## [文本节选]
- - - - - - -

题目链接:

http://acm.hust.edu.cn/vjudge/contest/122094#problem/G

Power of Matrix

Time Limit:3000MS
Memory Limit:0KB
#### 问题描述
> 给你一个矩阵A,求A+A^2+A^3+...+A^k
#### 输入
> Input consists of no more than 20 test cases. The first line for each case contains two positive integers n
> (≤ 40) and k (≤ 1000000). This is followed by n lines, each containing n non-negative integers, giving
> the matrix A.
> Input is terminated by a case where n = 0. This case need NOT be processed.

输出

For each case, your program should compute the matrix A + A2 + A3 + . . . + Ak

. Since the values may

be very large, you only need to print their last digit. Print a blank line after each case.

样例

sample input

3 2

0 2 0

0 0 2

0 0 0

0 0

sample output

0 2 4

0 0 2

0 0 0

题解

A+A2+...Ak=(I+A(n/2))(A+...+A(n/2))=...

一直递推下去,深度只有logn,只要logn次快速幂求A^x。

代码

WA四次的代码:

#include<iostream>
#include<cstring>
#include<cstdio>
using namespace std; const int maxn = 55;
const int mod = 10;
typedef int LL; struct Matrix {
LL mat[maxn][maxn];
Matrix() { memset(mat, 0, sizeof(mat)); }
friend Matrix operator *(const Matrix& A, const Matrix& B);
friend Matrix operator +(const Matrix &A,const Matrix &B);
friend Matrix operator ^(Matrix A, int n);
}; Matrix I; Matrix operator +(const Matrix& A, const Matrix& B) {
Matrix ret;
for (int i = 0; i < maxn; i++) {
for (int j = 0; j < maxn; j++) {
ret.mat[i][j] = (A.mat[i][j] + B.mat[i][j])%mod;
}
}
return ret;
} Matrix operator *(const Matrix& A, const Matrix& B) {
Matrix ret;
for (int i = 0; i < maxn; i++) {
for (int j = 0; j < maxn; j++) {
for (int k = 0; k < maxn; k++) {
ret.mat[i][j] = (ret.mat[i][j]+A.mat[i][k] * B.mat[k][j]) % mod;
}
}
}
return ret;
} Matrix operator ^(Matrix A, int n) {
Matrix ret=I;
while (n) {
if (n & 1) ret = ret*A;
A = A*A;
n /= 2;
}
return ret;
} Matrix solve(Matrix A, int n) {
if (!n) return I;
if (n == 1) return A;
//这里要加括号!!! ret=I+(A^(n/2))!!!
Matrix ret = I + A ^ (n / 2);
ret = ret*solve(A, n / 2);
//这里也要加!!!! ret=ret+(A^n)!!!

- - - - - - -

## [数据条目]

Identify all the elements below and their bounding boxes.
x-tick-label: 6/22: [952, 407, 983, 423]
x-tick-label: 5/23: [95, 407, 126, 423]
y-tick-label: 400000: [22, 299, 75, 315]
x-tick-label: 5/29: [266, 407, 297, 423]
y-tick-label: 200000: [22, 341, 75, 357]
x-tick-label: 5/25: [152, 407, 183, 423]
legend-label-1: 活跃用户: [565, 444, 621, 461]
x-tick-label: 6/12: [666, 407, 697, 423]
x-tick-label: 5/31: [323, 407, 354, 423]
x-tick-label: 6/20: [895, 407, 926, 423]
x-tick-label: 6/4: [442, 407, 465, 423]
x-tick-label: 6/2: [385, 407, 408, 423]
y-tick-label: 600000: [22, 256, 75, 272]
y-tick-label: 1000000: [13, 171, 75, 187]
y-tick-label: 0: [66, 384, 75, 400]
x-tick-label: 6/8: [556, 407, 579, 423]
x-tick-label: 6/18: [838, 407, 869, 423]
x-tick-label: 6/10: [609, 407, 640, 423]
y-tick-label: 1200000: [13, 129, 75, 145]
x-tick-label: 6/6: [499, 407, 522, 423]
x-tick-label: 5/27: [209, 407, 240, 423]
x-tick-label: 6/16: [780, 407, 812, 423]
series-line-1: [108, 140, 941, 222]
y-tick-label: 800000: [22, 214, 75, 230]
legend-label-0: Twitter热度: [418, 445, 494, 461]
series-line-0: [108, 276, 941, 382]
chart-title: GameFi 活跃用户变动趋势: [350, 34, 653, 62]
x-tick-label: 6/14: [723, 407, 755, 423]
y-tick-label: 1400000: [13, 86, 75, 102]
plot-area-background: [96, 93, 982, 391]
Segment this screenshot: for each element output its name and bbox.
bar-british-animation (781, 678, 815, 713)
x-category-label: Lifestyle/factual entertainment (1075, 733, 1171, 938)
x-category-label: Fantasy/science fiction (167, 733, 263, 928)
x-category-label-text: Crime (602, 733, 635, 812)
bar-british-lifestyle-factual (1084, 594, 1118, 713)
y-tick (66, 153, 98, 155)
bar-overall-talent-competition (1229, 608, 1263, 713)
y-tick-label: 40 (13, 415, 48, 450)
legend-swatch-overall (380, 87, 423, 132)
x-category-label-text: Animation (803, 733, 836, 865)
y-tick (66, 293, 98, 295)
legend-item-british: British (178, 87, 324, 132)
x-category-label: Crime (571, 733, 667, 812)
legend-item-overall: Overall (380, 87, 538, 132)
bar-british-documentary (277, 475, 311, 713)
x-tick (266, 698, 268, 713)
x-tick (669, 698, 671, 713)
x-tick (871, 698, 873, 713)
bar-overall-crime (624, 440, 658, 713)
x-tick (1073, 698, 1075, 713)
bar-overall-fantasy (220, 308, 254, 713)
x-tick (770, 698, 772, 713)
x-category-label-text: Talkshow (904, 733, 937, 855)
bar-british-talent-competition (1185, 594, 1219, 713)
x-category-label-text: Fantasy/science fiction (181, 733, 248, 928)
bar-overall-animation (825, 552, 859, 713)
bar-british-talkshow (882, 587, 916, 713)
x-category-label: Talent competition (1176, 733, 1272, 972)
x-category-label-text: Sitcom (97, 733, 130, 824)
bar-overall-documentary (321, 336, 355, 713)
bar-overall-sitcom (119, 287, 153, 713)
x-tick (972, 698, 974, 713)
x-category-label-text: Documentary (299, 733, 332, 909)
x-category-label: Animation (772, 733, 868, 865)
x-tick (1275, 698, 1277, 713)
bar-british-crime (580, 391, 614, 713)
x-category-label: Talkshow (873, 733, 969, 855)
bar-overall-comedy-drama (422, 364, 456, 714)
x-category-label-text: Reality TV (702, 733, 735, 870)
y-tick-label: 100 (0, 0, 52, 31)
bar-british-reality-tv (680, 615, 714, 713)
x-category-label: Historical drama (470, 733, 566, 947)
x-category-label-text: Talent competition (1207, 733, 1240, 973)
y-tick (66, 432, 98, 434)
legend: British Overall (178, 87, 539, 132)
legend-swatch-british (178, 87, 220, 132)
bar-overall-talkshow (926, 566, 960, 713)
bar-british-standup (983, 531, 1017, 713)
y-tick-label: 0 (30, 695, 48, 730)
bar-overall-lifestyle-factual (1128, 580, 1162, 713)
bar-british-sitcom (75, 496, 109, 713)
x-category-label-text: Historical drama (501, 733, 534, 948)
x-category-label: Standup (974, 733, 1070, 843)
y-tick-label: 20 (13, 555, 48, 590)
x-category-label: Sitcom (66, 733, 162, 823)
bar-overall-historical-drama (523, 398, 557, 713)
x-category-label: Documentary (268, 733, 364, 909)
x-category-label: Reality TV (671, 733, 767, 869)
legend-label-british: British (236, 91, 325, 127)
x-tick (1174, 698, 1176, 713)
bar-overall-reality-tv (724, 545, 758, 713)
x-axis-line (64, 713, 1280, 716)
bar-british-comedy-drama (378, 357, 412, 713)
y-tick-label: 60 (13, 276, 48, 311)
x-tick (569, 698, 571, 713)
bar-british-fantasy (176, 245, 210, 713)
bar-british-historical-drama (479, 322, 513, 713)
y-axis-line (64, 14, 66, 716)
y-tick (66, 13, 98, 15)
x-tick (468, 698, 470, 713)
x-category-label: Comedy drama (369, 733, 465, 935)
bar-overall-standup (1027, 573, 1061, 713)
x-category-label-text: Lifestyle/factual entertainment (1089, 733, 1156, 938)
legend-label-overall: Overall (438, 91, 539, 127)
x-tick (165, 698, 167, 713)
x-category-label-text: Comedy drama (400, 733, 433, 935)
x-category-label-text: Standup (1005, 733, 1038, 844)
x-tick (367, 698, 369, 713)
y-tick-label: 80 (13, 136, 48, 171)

- - - - - - -

## [练习目标]
请原样返回上方矩阵幂求和题解页面中从“Time Limit:3000MS”一直到“NOT be processed.”的那一段文字。

## [参考解答]
Time Limit:3000MS
Memory Limit:0KB
#### 问题描述
> 给你一个矩阵A,求A+A^2+A^3+...+A^k
#### 输入
> Input consists of no more than 20 test cases. The first line for each case contains two positive integers n
> (≤ 40) and k (≤ 1000000). This is followed by n lines, each containing n non-negative integers, giving
> the matrix A.
> Input is terminated by a case where n = 0. This case need NOT be processed.